Listed entries -

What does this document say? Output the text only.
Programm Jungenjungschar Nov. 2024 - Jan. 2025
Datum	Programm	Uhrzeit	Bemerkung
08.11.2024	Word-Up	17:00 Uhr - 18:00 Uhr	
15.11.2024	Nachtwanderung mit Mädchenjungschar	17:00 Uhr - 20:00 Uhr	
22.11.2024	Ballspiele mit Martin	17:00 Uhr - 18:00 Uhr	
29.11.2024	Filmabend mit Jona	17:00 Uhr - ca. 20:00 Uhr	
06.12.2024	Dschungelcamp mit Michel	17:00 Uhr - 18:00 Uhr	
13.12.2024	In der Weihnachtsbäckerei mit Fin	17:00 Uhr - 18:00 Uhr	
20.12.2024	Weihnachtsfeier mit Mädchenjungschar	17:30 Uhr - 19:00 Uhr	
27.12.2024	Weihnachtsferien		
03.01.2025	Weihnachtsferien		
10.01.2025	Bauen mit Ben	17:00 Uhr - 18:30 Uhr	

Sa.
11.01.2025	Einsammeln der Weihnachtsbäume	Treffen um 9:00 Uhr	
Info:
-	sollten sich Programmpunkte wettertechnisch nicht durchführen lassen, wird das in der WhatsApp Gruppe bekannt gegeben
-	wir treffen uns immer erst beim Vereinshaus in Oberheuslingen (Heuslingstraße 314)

What the exercise asks - Return each line in the records that holds the string "Weihnachtsferien".

Worked solution -
27.12.2024	Weihnachtsferien		
03.01.2025	Weihnachtsferien		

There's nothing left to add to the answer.